MATERIAL TO PROCESS =>
-- begin --

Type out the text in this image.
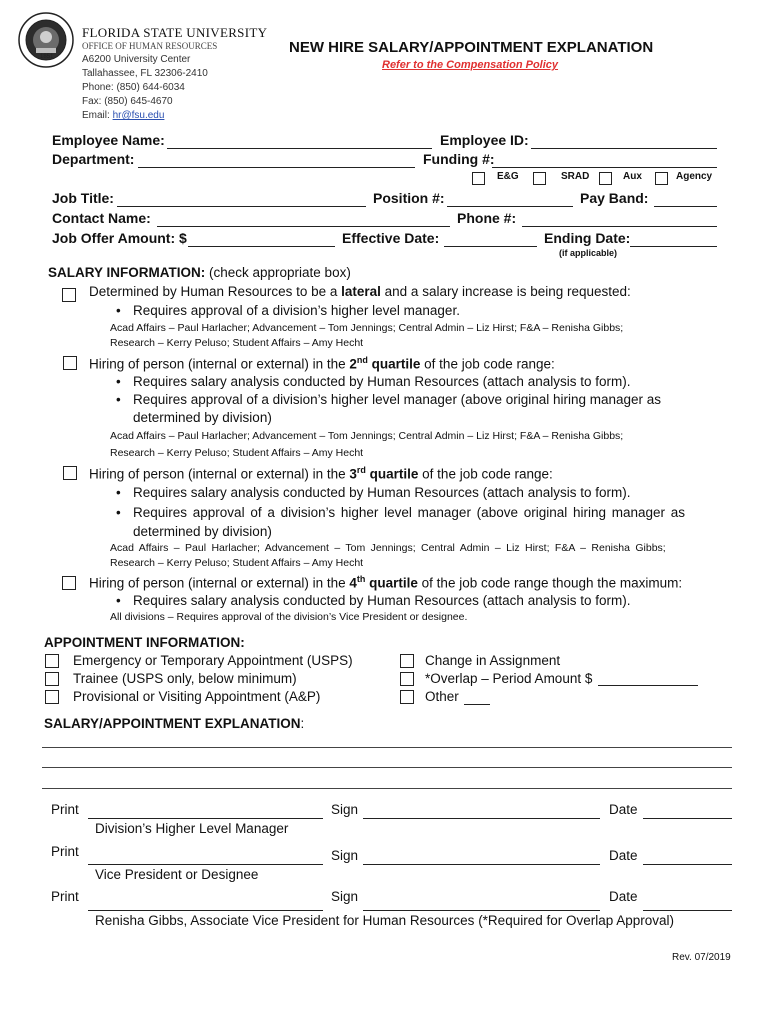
1851
FLORIDA STATE UNIVERSITY
OFFICE OF HUMAN RESOURCES
A6200 University Center
Tallahassee, FL 32306-2410
Phone: (850) 644-6034
Fax: (850) 645-4670
Email: hr@fsu.edu
NEW HIRE SALARY/APPOINTMENT EXPLANATION
Refer to the Compensation Policy
Employee Name:	Employee ID:
Department:	Funding #:
E&G	SRAD	Aux	Agency
Job Title:	Position #:	Pay Band:
Contact Name:	Phone #:
Job Offer Amount: $	Effective Date:	Ending Date:
(if applicable)
SALARY INFORMATION: (check appropriate box)
Determined by Human Resources to be a lateral and a salary increase is being requested:
• Requires approval of a division’s higher level manager.
Acad Affairs – Paul Harlacher; Advancement – Tom Jennings; Central Admin – Liz Hirst; F&A – Renisha Gibbs;
Research – Kerry Peluso; Student Affairs – Amy Hecht
Hiring of person (internal or external) in the 2nd quartile of the job code range:
• Requires salary analysis conducted by Human Resources (attach analysis to form).
• Requires approval of a division’s higher level manager (above original hiring manager as
determined by division)
Acad Affairs – Paul Harlacher; Advancement – Tom Jennings; Central Admin – Liz Hirst; F&A – Renisha Gibbs;
Research – Kerry Peluso; Student Affairs – Amy Hecht
Hiring of person (internal or external) in the 3rd quartile of the job code range:
• Requires salary analysis conducted by Human Resources (attach analysis to form).
• Requires approval of a division’s higher level manager (above original hiring manager as
determined by division)
Acad Affairs – Paul Harlacher; Advancement – Tom Jennings; Central Admin – Liz Hirst; F&A – Renisha Gibbs;
Research – Kerry Peluso; Student Affairs – Amy Hecht
Hiring of person (internal or external) in the 4th quartile of the job code range though the maximum:
• Requires salary analysis conducted by Human Resources (attach analysis to form).
All divisions – Requires approval of the division’s Vice President or designee.
APPOINTMENT INFORMATION:
Emergency or Temporary Appointment (USPS)
Trainee (USPS only, below minimum)
Provisional or Visiting Appointment (A&P)
Change in Assignment
*Overlap – Period Amount $
Other
SALARY/APPOINTMENT EXPLANATION:
Print	Sign	Date
Division’s Higher Level Manager
Print	Sign	Date
Vice President or Designee
Print	Sign	Date
Renisha Gibbs, Associate Vice President for Human Resources (*Required for Overlap Approval)
Rev. 07/2019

-- end --

Write out every line of the entries that holds the word "quartile".

Hiring of person (internal or external) in the 2nd quartile of the job code range:
Hiring of person (internal or external) in the 3rd quartile of the job code range:
Hiring of person (internal or external) in the 4th quartile of the job code range though the maximum:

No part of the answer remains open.